━━ The records
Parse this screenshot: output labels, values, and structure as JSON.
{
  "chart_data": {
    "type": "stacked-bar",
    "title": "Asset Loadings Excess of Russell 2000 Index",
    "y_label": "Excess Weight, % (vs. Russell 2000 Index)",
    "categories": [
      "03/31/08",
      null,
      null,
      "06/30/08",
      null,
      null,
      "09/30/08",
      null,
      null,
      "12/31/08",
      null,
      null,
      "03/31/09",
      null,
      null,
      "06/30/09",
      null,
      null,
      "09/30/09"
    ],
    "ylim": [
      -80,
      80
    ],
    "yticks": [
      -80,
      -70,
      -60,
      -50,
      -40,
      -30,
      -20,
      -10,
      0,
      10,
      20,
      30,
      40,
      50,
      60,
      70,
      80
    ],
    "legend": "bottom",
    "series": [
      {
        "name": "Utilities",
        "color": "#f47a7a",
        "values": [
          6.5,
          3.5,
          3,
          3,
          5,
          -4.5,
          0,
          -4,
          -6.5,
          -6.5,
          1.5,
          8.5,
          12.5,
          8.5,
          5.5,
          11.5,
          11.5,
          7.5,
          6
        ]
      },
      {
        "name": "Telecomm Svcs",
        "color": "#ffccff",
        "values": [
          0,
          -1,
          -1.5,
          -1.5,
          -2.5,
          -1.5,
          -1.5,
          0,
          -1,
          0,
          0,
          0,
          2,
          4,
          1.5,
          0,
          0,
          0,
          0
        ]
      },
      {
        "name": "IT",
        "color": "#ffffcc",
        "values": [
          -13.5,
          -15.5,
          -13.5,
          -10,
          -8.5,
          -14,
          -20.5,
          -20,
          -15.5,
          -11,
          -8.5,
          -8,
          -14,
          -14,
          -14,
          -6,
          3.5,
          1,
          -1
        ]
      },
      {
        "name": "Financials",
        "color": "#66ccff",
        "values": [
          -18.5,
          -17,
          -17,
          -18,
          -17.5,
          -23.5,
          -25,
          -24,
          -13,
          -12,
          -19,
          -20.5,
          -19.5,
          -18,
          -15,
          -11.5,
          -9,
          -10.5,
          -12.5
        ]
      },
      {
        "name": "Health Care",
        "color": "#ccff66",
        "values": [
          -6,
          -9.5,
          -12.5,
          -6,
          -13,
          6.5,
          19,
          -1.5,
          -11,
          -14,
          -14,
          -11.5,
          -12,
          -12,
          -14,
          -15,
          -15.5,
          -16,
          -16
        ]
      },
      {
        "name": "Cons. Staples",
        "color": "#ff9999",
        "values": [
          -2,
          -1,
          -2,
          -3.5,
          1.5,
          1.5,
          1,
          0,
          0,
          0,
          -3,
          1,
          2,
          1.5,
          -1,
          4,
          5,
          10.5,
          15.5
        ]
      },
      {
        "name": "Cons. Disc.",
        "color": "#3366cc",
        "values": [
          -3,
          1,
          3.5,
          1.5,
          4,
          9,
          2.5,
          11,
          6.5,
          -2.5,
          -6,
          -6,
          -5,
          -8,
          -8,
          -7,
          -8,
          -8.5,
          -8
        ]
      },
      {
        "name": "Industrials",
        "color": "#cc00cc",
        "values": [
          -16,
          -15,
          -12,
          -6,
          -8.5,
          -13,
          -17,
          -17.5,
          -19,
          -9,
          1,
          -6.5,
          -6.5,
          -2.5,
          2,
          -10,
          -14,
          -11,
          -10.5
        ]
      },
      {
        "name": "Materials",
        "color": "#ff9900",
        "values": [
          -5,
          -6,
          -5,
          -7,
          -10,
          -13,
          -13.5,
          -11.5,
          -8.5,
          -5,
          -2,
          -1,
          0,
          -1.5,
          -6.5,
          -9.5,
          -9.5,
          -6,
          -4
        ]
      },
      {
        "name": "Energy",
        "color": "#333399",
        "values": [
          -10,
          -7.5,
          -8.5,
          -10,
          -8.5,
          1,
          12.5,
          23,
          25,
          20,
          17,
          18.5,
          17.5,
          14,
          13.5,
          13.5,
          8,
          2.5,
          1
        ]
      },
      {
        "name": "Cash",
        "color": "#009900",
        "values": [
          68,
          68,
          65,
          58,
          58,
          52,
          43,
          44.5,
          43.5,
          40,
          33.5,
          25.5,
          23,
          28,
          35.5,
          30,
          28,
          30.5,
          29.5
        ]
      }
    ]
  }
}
━━━━
━━ The records
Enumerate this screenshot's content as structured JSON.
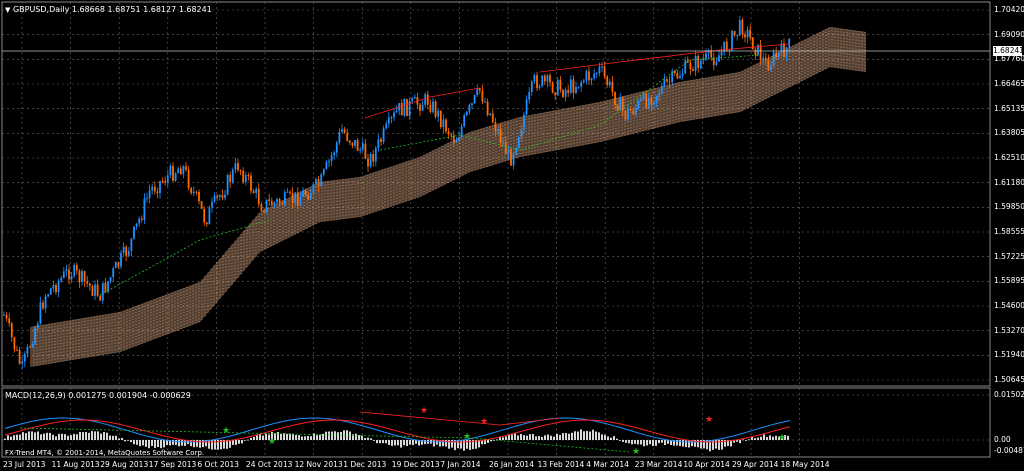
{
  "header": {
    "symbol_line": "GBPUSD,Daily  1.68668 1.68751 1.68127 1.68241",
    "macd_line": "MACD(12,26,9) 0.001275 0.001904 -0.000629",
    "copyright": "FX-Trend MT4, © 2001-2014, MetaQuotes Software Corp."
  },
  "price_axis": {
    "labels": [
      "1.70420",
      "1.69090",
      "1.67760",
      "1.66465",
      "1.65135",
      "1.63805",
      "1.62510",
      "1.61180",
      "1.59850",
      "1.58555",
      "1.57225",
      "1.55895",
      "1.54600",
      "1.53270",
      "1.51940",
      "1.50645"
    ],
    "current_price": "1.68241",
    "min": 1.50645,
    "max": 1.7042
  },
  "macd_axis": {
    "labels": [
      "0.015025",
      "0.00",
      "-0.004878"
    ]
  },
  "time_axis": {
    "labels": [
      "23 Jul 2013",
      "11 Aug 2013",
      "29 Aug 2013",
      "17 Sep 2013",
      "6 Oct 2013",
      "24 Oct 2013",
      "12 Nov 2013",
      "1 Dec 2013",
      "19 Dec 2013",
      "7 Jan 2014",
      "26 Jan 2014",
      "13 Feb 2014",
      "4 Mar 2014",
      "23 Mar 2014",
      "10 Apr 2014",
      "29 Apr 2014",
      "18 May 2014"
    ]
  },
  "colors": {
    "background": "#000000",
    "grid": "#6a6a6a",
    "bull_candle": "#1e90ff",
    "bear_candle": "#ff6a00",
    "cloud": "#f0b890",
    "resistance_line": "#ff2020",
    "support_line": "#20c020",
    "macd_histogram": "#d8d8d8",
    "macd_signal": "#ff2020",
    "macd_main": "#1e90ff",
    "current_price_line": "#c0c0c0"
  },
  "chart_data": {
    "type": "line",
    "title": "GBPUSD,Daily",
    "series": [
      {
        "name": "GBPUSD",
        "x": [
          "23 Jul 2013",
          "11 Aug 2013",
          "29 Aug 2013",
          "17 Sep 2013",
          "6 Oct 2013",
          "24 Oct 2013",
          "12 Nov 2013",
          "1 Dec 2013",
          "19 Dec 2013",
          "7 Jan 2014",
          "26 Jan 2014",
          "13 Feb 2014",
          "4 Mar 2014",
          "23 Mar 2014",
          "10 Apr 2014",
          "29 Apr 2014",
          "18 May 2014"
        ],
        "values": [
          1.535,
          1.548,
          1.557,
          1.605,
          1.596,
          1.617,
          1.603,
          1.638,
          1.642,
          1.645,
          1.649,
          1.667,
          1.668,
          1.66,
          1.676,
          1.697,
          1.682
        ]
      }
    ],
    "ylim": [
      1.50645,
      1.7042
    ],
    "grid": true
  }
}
━━━━
━━ The records
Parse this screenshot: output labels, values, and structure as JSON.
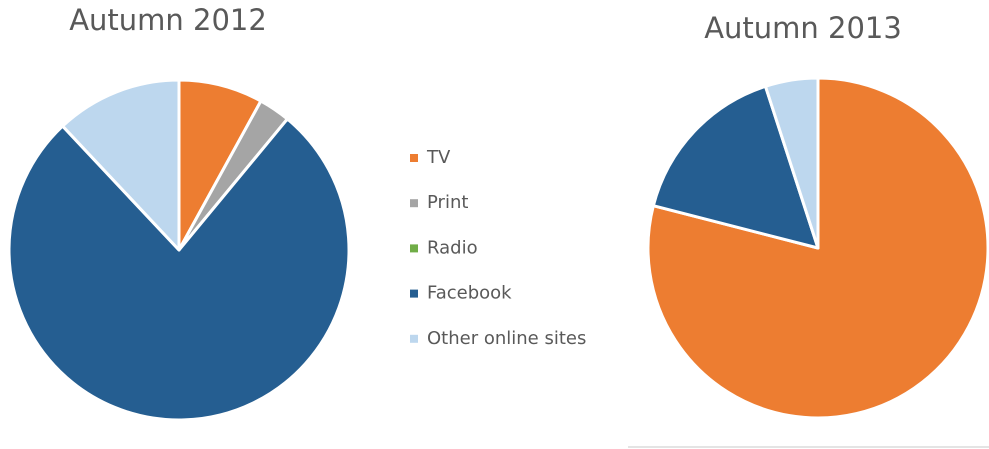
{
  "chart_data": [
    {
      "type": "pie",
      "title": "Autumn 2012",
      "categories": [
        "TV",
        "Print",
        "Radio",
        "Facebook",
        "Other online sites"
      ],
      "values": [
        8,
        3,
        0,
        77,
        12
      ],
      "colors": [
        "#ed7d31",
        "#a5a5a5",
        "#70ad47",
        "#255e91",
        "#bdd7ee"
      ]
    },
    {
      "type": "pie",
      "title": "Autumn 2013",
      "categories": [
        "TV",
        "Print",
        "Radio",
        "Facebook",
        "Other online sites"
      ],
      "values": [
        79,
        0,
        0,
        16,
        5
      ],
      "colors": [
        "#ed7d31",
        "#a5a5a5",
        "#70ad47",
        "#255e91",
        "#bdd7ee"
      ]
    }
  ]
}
━━━━
From the entries above, list each line with "Russell" in it.

    "title": "Asset Loadings Excess of Russell 2000 Index",
    "y_label": "Excess Weight, % (vs. Russell 2000 Index)",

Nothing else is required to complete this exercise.